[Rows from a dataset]

++++

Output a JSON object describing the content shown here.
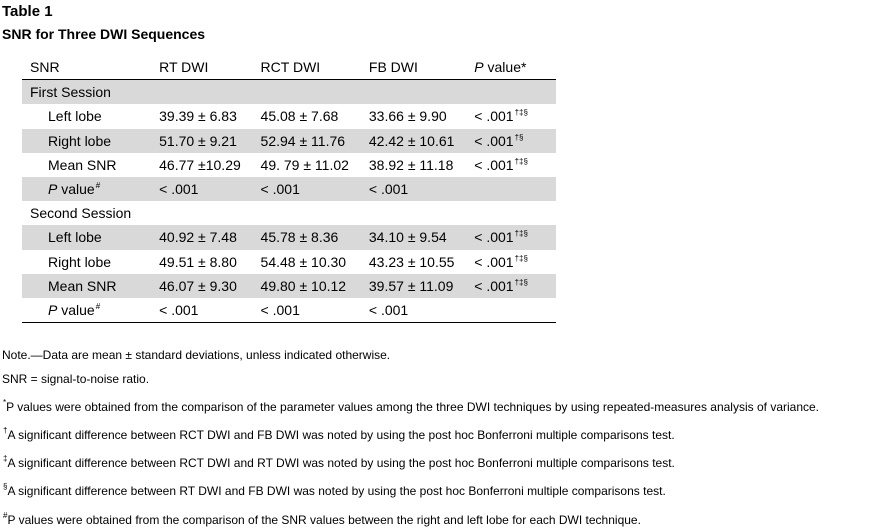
{
  "title": "Table 1",
  "subtitle": "SNR for Three DWI Sequences",
  "table": {
    "headers": {
      "snr": "SNR",
      "rt": "RT DWI",
      "rct": "RCT DWI",
      "fb": "FB DWI",
      "p_italic": "P",
      "p_rest": " value*"
    },
    "sections": [
      {
        "label": "First Session",
        "rows": [
          {
            "label": "Left lobe",
            "rt": "39.39 ± 6.83",
            "rct": "45.08 ± 7.68",
            "fb": "33.66 ± 9.90",
            "p": "< .001",
            "p_sup": "†‡§"
          },
          {
            "label": "Right lobe",
            "rt": "51.70 ± 9.21",
            "rct": "52.94 ± 11.76",
            "fb": "42.42 ± 10.61",
            "p": "< .001",
            "p_sup": "†§"
          },
          {
            "label": "Mean SNR",
            "rt": "46.77 ±10.29",
            "rct": "49. 79 ± 11.02",
            "fb": "38.92 ± 11.18",
            "p": "< .001",
            "p_sup": "†‡§"
          }
        ],
        "pvalue_row": {
          "label_italic": "P",
          "label_rest": " value",
          "label_sup": "#",
          "rt": "< .001",
          "rct": "< .001",
          "fb": "< .001"
        }
      },
      {
        "label": "Second Session",
        "rows": [
          {
            "label": "Left lobe",
            "rt": "40.92 ± 7.48",
            "rct": "45.78 ± 8.36",
            "fb": "34.10 ± 9.54",
            "p": "< .001",
            "p_sup": "†‡§"
          },
          {
            "label": "Right lobe",
            "rt": "49.51 ± 8.80",
            "rct": "54.48 ± 10.30",
            "fb": "43.23 ± 10.55",
            "p": "< .001",
            "p_sup": "†‡§"
          },
          {
            "label": "Mean SNR",
            "rt": "46.07 ± 9.30",
            "rct": "49.80 ± 10.12",
            "fb": "39.57 ± 11.09",
            "p": "< .001",
            "p_sup": "†‡§"
          }
        ],
        "pvalue_row": {
          "label_italic": "P",
          "label_rest": " value",
          "label_sup": "#",
          "rt": "< .001",
          "rct": "< .001",
          "fb": "< .001"
        }
      }
    ]
  },
  "notes": [
    {
      "sup": "",
      "text": "Note.—Data are mean ± standard deviations, unless indicated otherwise."
    },
    {
      "sup": "",
      "text": "SNR = signal-to-noise ratio."
    },
    {
      "sup": "*",
      "text": "P values were obtained from the comparison of the parameter values among the three DWI techniques by using repeated-measures analysis of variance."
    },
    {
      "sup": "†",
      "text": "A significant difference between RCT DWI and FB DWI was noted by using the post hoc Bonferroni multiple comparisons test."
    },
    {
      "sup": "‡",
      "text": "A significant difference between RCT DWI and RT DWI was noted by using the post hoc Bonferroni multiple comparisons test."
    },
    {
      "sup": "§",
      "text": "A significant difference between RT DWI and FB DWI was noted by using the post hoc Bonferroni multiple comparisons test."
    },
    {
      "sup": "#",
      "text": "P values were obtained from the comparison of the SNR values between the right and left lobe for each DWI technique."
    }
  ]
}
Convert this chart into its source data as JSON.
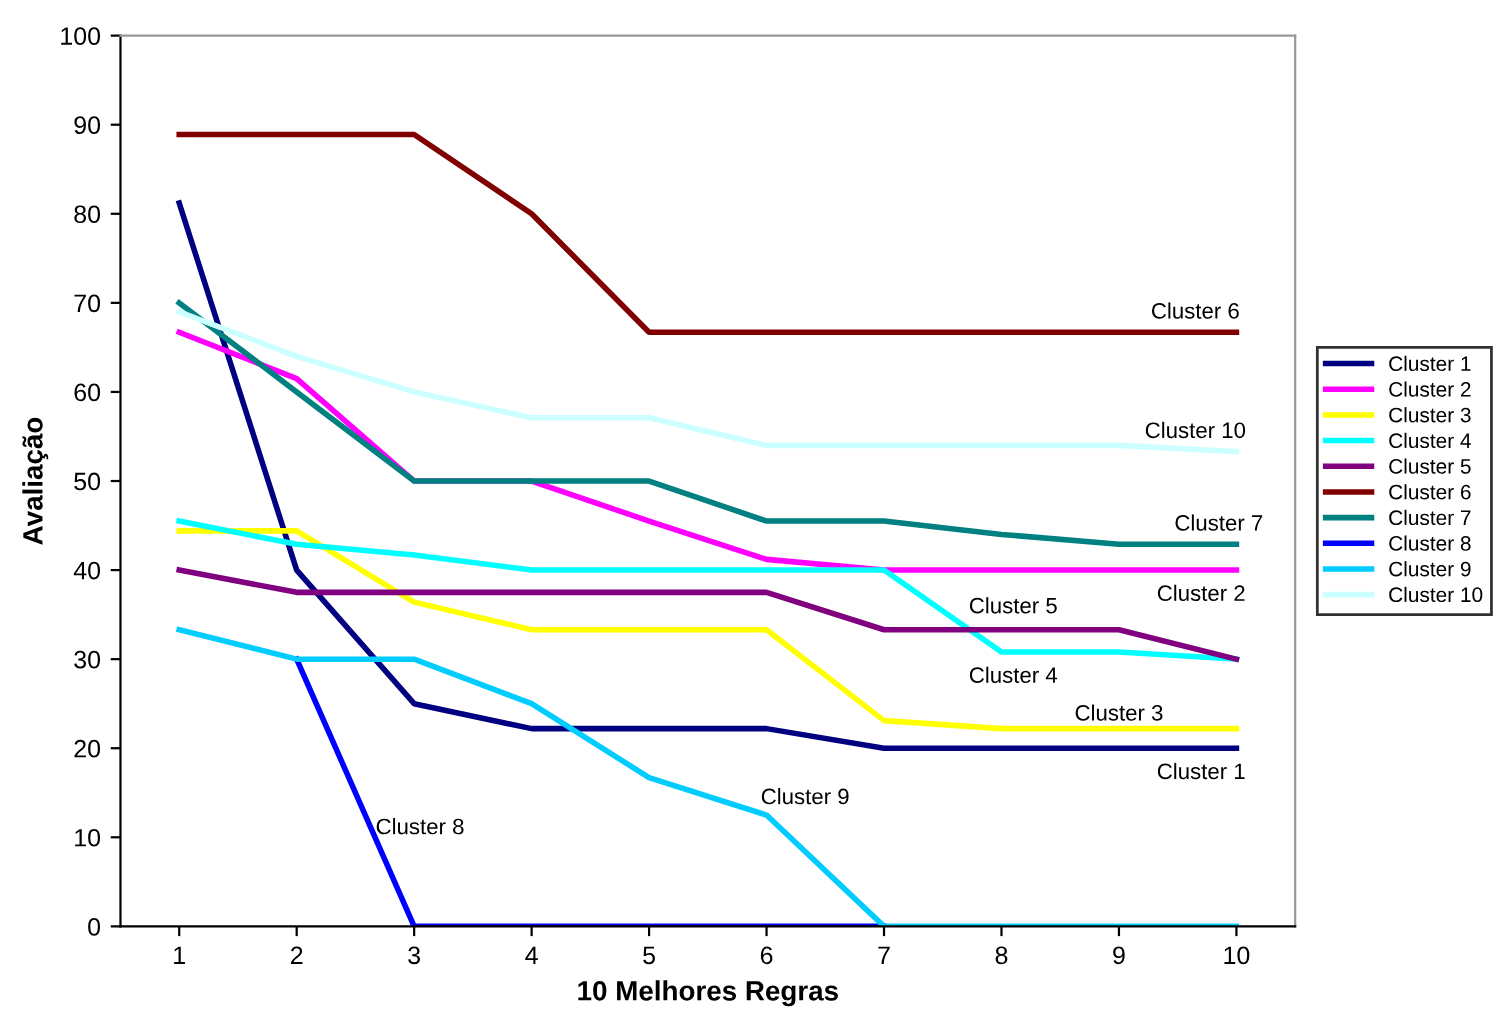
{
  "chart_data": {
    "type": "line",
    "xlabel": "10 Melhores Regras",
    "ylabel": "Avaliação",
    "categories": [
      "1",
      "2",
      "3",
      "4",
      "5",
      "6",
      "7",
      "8",
      "9",
      "10"
    ],
    "series": [
      {
        "name": "Cluster 1",
        "color": "#000080",
        "values": [
          81.2,
          40,
          25,
          22.2,
          22.2,
          22.2,
          20,
          20,
          20,
          20
        ]
      },
      {
        "name": "Cluster 2",
        "color": "#ff00ff",
        "values": [
          66.7,
          61.5,
          50,
          50,
          45.5,
          41.2,
          40,
          40,
          40,
          40
        ]
      },
      {
        "name": "Cluster 3",
        "color": "#ffff00",
        "values": [
          44.4,
          44.4,
          36.4,
          33.3,
          33.3,
          33.3,
          23.1,
          22.2,
          22.2,
          22.2
        ]
      },
      {
        "name": "Cluster 4",
        "color": "#00ffff",
        "values": [
          45.5,
          42.9,
          41.7,
          40,
          40,
          40,
          40,
          30.8,
          30.8,
          30
        ]
      },
      {
        "name": "Cluster 5",
        "color": "#800080",
        "values": [
          40,
          37.5,
          37.5,
          37.5,
          37.5,
          37.5,
          33.3,
          33.3,
          33.3,
          30
        ]
      },
      {
        "name": "Cluster 6",
        "color": "#800000",
        "values": [
          88.9,
          88.9,
          88.9,
          80,
          66.7,
          66.7,
          66.7,
          66.7,
          66.7,
          66.7
        ]
      },
      {
        "name": "Cluster 7",
        "color": "#008080",
        "values": [
          70,
          60,
          50,
          50,
          50,
          45.5,
          45.5,
          44,
          42.9,
          42.9
        ]
      },
      {
        "name": "Cluster 8",
        "color": "#0000ff",
        "values": [
          null,
          30,
          0,
          0,
          0,
          0,
          0,
          null,
          null,
          null
        ]
      },
      {
        "name": "Cluster 9",
        "color": "#00ccff",
        "values": [
          33.3,
          30,
          30,
          25,
          16.7,
          12.5,
          0,
          0,
          0,
          0
        ]
      },
      {
        "name": "Cluster 10",
        "color": "#ccffff",
        "values": [
          69,
          64,
          60,
          57.1,
          57.1,
          54,
          54,
          54,
          54,
          53.3
        ]
      }
    ],
    "annotations": [
      {
        "text": "Cluster 6",
        "x": "10",
        "y": 66.7
      },
      {
        "text": "Cluster 10",
        "x": "10",
        "y": 53.3
      },
      {
        "text": "Cluster 7",
        "x": "10",
        "y": 42.9
      },
      {
        "text": "Cluster 2",
        "x": "10",
        "y": 40
      },
      {
        "text": "Cluster 5",
        "x": "8",
        "y": 33.3
      },
      {
        "text": "Cluster 4",
        "x": "8",
        "y": 30.8
      },
      {
        "text": "Cluster 3",
        "x": "9",
        "y": 22.2
      },
      {
        "text": "Cluster 1",
        "x": "10",
        "y": 20
      },
      {
        "text": "Cluster 9",
        "x": "6",
        "y": 12.5
      },
      "Cluster 8"
    ],
    "ylim": [
      0,
      100
    ],
    "yticks": [
      0,
      10,
      20,
      30,
      40,
      50,
      60,
      70,
      80,
      90,
      100
    ],
    "grid": false,
    "legend": "right",
    "line_style": "solid",
    "marker": "none"
  }
}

++++

■ Instructions to follow:
Each line of the material above either contains the word "JSON" or does not; state how many do, and nothing else.

■ Reply:
2